» Exercise requirements: Every record below should be printed exactly as it appears.

» Data in this exercise:

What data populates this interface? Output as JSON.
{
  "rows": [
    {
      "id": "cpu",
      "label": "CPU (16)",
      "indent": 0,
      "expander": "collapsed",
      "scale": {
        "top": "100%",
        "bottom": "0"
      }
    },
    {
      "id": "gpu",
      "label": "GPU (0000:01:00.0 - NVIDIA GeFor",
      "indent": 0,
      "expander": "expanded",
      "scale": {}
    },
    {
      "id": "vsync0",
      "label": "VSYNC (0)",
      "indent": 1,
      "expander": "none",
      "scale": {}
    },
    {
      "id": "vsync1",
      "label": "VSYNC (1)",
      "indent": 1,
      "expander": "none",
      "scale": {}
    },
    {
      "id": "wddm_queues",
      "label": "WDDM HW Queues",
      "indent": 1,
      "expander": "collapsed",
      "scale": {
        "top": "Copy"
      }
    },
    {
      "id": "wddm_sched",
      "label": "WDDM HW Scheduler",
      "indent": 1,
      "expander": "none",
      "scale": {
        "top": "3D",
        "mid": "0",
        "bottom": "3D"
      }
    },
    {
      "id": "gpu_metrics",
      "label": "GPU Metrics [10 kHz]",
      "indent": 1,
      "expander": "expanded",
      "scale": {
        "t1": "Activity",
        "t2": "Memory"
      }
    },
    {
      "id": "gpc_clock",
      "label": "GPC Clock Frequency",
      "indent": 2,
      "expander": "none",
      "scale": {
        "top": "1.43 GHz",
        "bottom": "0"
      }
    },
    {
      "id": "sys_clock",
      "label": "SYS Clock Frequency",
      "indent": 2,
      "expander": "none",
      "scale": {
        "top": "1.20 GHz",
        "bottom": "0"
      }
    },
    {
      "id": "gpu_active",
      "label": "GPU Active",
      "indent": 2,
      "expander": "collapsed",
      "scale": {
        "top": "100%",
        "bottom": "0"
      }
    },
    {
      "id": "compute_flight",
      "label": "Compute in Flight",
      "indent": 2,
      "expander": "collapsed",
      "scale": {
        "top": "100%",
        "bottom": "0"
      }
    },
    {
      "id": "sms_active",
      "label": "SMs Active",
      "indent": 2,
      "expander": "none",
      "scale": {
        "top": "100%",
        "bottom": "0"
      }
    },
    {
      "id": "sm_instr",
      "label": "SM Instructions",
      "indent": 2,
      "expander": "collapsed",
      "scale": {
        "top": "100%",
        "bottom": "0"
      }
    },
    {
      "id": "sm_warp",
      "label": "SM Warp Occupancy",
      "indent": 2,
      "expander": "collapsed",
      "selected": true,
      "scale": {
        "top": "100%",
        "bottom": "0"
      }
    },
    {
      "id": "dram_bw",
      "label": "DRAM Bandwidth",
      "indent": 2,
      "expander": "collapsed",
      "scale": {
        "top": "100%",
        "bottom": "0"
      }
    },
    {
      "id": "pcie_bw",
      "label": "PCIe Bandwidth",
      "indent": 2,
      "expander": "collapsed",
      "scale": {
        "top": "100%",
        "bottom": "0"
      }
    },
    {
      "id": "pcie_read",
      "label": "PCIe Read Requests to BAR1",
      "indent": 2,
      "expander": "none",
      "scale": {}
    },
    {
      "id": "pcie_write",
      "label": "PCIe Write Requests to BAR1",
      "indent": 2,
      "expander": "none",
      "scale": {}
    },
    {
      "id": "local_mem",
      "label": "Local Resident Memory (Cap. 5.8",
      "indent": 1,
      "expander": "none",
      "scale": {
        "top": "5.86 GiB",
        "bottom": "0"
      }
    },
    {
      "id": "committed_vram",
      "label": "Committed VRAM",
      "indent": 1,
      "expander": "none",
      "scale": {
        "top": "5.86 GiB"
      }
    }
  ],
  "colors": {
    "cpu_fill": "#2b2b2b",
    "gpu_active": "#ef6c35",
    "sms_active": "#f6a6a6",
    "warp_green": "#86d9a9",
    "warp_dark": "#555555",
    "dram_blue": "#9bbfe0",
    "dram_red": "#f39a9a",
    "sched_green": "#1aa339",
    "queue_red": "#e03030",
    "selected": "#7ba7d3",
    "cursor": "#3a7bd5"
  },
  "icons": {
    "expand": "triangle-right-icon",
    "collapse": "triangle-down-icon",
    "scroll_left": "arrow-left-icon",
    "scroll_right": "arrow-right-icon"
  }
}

» Reply to the exercise:
What data populates this interface? Output as JSON.
{
  "rows": [
    {
      "id": "cpu",
      "label": "CPU (16)",
      "indent": 0,
      "expander": "collapsed",
      "scale": {
        "top": "100%",
        "bottom": "0"
      }
    },
    {
      "id": "gpu",
      "label": "GPU (0000:01:00.0 - NVIDIA GeFor",
      "indent": 0,
      "expander": "expanded",
      "scale": {}
    },
    {
      "id": "vsync0",
      "label": "VSYNC (0)",
      "indent": 1,
      "expander": "none",
      "scale": {}
    },
    {
      "id": "vsync1",
      "label": "VSYNC (1)",
      "indent": 1,
      "expander": "none",
      "scale": {}
    },
    {
      "id": "wddm_queues",
      "label": "WDDM HW Queues",
      "indent": 1,
      "expander": "collapsed",
      "scale": {
        "top": "Copy"
      }
    },
    {
      "id": "wddm_sched",
      "label": "WDDM HW Scheduler",
      "indent": 1,
      "expander": "none",
      "scale": {
        "top": "3D",
        "mid": "0",
        "bottom": "3D"
      }
    },
    {
      "id": "gpu_metrics",
      "label": "GPU Metrics [10 kHz]",
      "indent": 1,
      "expander": "expanded",
      "scale": {
        "t1": "Activity",
        "t2": "Memory"
      }
    },
    {
      "id": "gpc_clock",
      "label": "GPC Clock Frequency",
      "indent": 2,
      "expander": "none",
      "scale": {
        "top": "1.43 GHz",
        "bottom": "0"
      }
    },
    {
      "id": "sys_clock",
      "label": "SYS Clock Frequency",
      "indent": 2,
      "expander": "none",
      "scale": {
        "top": "1.20 GHz",
        "bottom": "0"
      }
    },
    {
      "id": "gpu_active",
      "label": "GPU Active",
      "indent": 2,
      "expander": "collapsed",
      "scale": {
        "top": "100%",
        "bottom": "0"
      }
    },
    {
      "id": "compute_flight",
      "label": "Compute in Flight",
      "indent": 2,
      "expander": "collapsed",
      "scale": {
        "top": "100%",
        "bottom": "0"
      }
    },
    {
      "id": "sms_active",
      "label": "SMs Active",
      "indent": 2,
      "expander": "none",
      "scale": {
        "top": "100%",
        "bottom": "0"
      }
    },
    {
      "id": "sm_instr",
      "label": "SM Instructions",
      "indent": 2,
      "expander": "collapsed",
      "scale": {
        "top": "100%",
        "bottom": "0"
      }
    },
    {
      "id": "sm_warp",
      "label": "SM Warp Occupancy",
      "indent": 2,
      "expander": "collapsed",
      "selected": true,
      "scale": {
        "top": "100%",
        "bottom": "0"
      }
    },
    {
      "id": "dram_bw",
      "label": "DRAM Bandwidth",
      "indent": 2,
      "expander": "collapsed",
      "scale": {
        "top": "100%",
        "bottom": "0"
      }
    },
    {
      "id": "pcie_bw",
      "label": "PCIe Bandwidth",
      "indent": 2,
      "expander": "collapsed",
      "scale": {
        "top": "100%",
        "bottom": "0"
      }
    },
    {
      "id": "pcie_read",
      "label": "PCIe Read Requests to BAR1",
      "indent": 2,
      "expander": "none",
      "scale": {}
    },
    {
      "id": "pcie_write",
      "label": "PCIe Write Requests to BAR1",
      "indent": 2,
      "expander": "none",
      "scale": {}
    },
    {
      "id": "local_mem",
      "label": "Local Resident Memory (Cap. 5.8",
      "indent": 1,
      "expander": "none",
      "scale": {
        "top": "5.86 GiB",
        "bottom": "0"
      }
    },
    {
      "id": "committed_vram",
      "label": "Committed VRAM",
      "indent": 1,
      "expander": "none",
      "scale": {
        "top": "5.86 GiB"
      }
    }
  ],
  "colors": {
    "cpu_fill": "#2b2b2b",
    "gpu_active": "#ef6c35",
    "sms_active": "#f6a6a6",
    "warp_green": "#86d9a9",
    "warp_dark": "#555555",
    "dram_blue": "#9bbfe0",
    "dram_red": "#f39a9a",
    "sched_green": "#1aa339",
    "queue_red": "#e03030",
    "selected": "#7ba7d3",
    "cursor": "#3a7bd5"
  },
  "icons": {
    "expand": "triangle-right-icon",
    "collapse": "triangle-down-icon",
    "scroll_left": "arrow-left-icon",
    "scroll_right": "arrow-right-icon"
  }
}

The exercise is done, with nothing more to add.